[Collected data]
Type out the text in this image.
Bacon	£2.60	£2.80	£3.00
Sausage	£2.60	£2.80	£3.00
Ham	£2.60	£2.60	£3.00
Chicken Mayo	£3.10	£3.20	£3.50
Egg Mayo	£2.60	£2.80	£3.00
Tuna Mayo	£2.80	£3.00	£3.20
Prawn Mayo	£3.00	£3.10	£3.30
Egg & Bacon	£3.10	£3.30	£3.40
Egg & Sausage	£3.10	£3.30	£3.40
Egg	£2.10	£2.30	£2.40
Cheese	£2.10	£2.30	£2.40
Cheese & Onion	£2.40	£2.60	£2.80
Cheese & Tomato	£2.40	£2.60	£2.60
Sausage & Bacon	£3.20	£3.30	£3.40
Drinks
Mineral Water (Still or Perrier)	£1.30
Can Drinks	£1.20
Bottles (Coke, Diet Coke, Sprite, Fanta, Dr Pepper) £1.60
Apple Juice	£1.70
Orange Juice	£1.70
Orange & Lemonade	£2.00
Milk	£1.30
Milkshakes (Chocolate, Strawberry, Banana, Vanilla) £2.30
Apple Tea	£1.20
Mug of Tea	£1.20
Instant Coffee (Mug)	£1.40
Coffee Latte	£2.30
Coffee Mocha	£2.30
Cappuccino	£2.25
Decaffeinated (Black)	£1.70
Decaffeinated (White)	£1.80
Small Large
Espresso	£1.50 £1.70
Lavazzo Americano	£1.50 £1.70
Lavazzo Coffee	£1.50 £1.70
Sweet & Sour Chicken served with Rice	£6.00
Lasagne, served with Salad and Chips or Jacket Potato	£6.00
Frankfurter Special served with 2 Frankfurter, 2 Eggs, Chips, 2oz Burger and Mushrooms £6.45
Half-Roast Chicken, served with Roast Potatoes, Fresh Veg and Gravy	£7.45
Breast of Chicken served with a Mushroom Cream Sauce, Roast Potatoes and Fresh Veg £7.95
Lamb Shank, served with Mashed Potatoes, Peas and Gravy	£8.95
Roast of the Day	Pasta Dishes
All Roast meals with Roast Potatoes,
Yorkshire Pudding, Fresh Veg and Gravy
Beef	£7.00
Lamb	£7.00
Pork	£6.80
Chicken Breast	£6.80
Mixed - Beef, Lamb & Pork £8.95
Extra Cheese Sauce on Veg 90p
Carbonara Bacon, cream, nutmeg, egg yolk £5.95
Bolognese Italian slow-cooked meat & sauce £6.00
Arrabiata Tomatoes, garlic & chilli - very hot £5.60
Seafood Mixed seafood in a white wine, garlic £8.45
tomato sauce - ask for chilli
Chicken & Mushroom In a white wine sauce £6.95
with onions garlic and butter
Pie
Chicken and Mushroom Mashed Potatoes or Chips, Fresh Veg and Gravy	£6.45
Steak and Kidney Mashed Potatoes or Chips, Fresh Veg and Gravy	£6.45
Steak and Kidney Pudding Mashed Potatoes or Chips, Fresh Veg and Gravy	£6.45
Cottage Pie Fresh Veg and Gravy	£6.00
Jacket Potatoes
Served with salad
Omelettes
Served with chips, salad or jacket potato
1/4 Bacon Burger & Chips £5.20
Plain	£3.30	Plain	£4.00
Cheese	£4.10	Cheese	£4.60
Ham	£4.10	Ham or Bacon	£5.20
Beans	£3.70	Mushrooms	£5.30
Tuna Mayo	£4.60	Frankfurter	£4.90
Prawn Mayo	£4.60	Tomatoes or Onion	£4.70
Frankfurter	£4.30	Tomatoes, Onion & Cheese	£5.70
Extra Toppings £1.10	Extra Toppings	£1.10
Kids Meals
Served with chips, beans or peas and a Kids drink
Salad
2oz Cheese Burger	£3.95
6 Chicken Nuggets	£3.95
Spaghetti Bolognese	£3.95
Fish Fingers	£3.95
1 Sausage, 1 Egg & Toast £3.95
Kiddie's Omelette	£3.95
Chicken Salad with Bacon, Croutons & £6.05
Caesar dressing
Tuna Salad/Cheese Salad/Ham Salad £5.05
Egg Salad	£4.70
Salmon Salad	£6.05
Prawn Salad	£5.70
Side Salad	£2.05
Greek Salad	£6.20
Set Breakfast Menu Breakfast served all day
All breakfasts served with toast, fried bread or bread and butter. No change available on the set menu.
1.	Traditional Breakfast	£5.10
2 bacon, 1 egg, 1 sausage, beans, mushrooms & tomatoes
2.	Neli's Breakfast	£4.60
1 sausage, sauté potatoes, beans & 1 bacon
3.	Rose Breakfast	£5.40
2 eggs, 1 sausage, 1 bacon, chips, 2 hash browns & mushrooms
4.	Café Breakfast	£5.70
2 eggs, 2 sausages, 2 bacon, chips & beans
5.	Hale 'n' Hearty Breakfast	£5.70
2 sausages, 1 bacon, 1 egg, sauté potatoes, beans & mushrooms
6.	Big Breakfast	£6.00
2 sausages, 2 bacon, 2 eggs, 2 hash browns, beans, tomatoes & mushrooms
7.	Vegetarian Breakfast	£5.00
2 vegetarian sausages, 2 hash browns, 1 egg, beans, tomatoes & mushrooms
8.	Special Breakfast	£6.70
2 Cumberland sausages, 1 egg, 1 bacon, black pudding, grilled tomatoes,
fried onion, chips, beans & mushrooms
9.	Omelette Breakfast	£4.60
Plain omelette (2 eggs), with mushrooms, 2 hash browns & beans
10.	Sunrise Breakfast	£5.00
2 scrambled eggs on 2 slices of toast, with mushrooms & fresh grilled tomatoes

→ WHAT THE TASK REQUIRES
Reproduce the data, keeping every line exactly the same.

→ FULL SOLUTION
Type out the text in this image.
Bacon	£2.60	£2.80	£3.00
Sausage	£2.60	£2.80	£3.00
Ham	£2.60	£2.60	£3.00
Chicken Mayo	£3.10	£3.20	£3.50
Egg Mayo	£2.60	£2.80	£3.00
Tuna Mayo	£2.80	£3.00	£3.20
Prawn Mayo	£3.00	£3.10	£3.30
Egg & Bacon	£3.10	£3.30	£3.40
Egg & Sausage	£3.10	£3.30	£3.40
Egg	£2.10	£2.30	£2.40
Cheese	£2.10	£2.30	£2.40
Cheese & Onion	£2.40	£2.60	£2.80
Cheese & Tomato	£2.40	£2.60	£2.60
Sausage & Bacon	£3.20	£3.30	£3.40
Drinks
Mineral Water (Still or Perrier)	£1.30
Can Drinks	£1.20
Bottles (Coke, Diet Coke, Sprite, Fanta, Dr Pepper) £1.60
Apple Juice	£1.70
Orange Juice	£1.70
Orange & Lemonade	£2.00
Milk	£1.30
Milkshakes (Chocolate, Strawberry, Banana, Vanilla) £2.30
Apple Tea	£1.20
Mug of Tea	£1.20
Instant Coffee (Mug)	£1.40
Coffee Latte	£2.30
Coffee Mocha	£2.30
Cappuccino	£2.25
Decaffeinated (Black)	£1.70
Decaffeinated (White)	£1.80
Small Large
Espresso	£1.50 £1.70
Lavazzo Americano	£1.50 £1.70
Lavazzo Coffee	£1.50 £1.70
Sweet & Sour Chicken served with Rice	£6.00
Lasagne, served with Salad and Chips or Jacket Potato	£6.00
Frankfurter Special served with 2 Frankfurter, 2 Eggs, Chips, 2oz Burger and Mushrooms £6.45
Half-Roast Chicken, served with Roast Potatoes, Fresh Veg and Gravy	£7.45
Breast of Chicken served with a Mushroom Cream Sauce, Roast Potatoes and Fresh Veg £7.95
Lamb Shank, served with Mashed Potatoes, Peas and Gravy	£8.95
Roast of the Day	Pasta Dishes
All Roast meals with Roast Potatoes,
Yorkshire Pudding, Fresh Veg and Gravy
Beef	£7.00
Lamb	£7.00
Pork	£6.80
Chicken Breast	£6.80
Mixed - Beef, Lamb & Pork £8.95
Extra Cheese Sauce on Veg 90p
Carbonara Bacon, cream, nutmeg, egg yolk £5.95
Bolognese Italian slow-cooked meat & sauce £6.00
Arrabiata Tomatoes, garlic & chilli - very hot £5.60
Seafood Mixed seafood in a white wine, garlic £8.45
tomato sauce - ask for chilli
Chicken & Mushroom In a white wine sauce £6.95
with onions garlic and butter
Pie
Chicken and Mushroom Mashed Potatoes or Chips, Fresh Veg and Gravy	£6.45
Steak and Kidney Mashed Potatoes or Chips, Fresh Veg and Gravy	£6.45
Steak and Kidney Pudding Mashed Potatoes or Chips, Fresh Veg and Gravy	£6.45
Cottage Pie Fresh Veg and Gravy	£6.00
Jacket Potatoes
Served with salad
Omelettes
Served with chips, salad or jacket potato
1/4 Bacon Burger & Chips £5.20
Plain	£3.30	Plain	£4.00
Cheese	£4.10	Cheese	£4.60
Ham	£4.10	Ham or Bacon	£5.20
Beans	£3.70	Mushrooms	£5.30
Tuna Mayo	£4.60	Frankfurter	£4.90
Prawn Mayo	£4.60	Tomatoes or Onion	£4.70
Frankfurter	£4.30	Tomatoes, Onion & Cheese	£5.70
Extra Toppings £1.10	Extra Toppings	£1.10
Kids Meals
Served with chips, beans or peas and a Kids drink
Salad
2oz Cheese Burger	£3.95
6 Chicken Nuggets	£3.95
Spaghetti Bolognese	£3.95
Fish Fingers	£3.95
1 Sausage, 1 Egg & Toast £3.95
Kiddie's Omelette	£3.95
Chicken Salad with Bacon, Croutons & £6.05
Caesar dressing
Tuna Salad/Cheese Salad/Ham Salad £5.05
Egg Salad	£4.70
Salmon Salad	£6.05
Prawn Salad	£5.70
Side Salad	£2.05
Greek Salad	£6.20
Set Breakfast Menu Breakfast served all day
All breakfasts served with toast, fried bread or bread and butter. No change available on the set menu.
1.	Traditional Breakfast	£5.10
2 bacon, 1 egg, 1 sausage, beans, mushrooms & tomatoes
2.	Neli's Breakfast	£4.60
1 sausage, sauté potatoes, beans & 1 bacon
3.	Rose Breakfast	£5.40
2 eggs, 1 sausage, 1 bacon, chips, 2 hash browns & mushrooms
4.	Café Breakfast	£5.70
2 eggs, 2 sausages, 2 bacon, chips & beans
5.	Hale 'n' Hearty Breakfast	£5.70
2 sausages, 1 bacon, 1 egg, sauté potatoes, beans & mushrooms
6.	Big Breakfast	£6.00
2 sausages, 2 bacon, 2 eggs, 2 hash browns, beans, tomatoes & mushrooms
7.	Vegetarian Breakfast	£5.00
2 vegetarian sausages, 2 hash browns, 1 egg, beans, tomatoes & mushrooms
8.	Special Breakfast	£6.70
2 Cumberland sausages, 1 egg, 1 bacon, black pudding, grilled tomatoes,
fried onion, chips, beans & mushrooms
9.	Omelette Breakfast	£4.60
Plain omelette (2 eggs), with mushrooms, 2 hash browns & beans
10.	Sunrise Breakfast	£5.00
2 scrambled eggs on 2 slices of toast, with mushrooms & fresh grilled tomatoes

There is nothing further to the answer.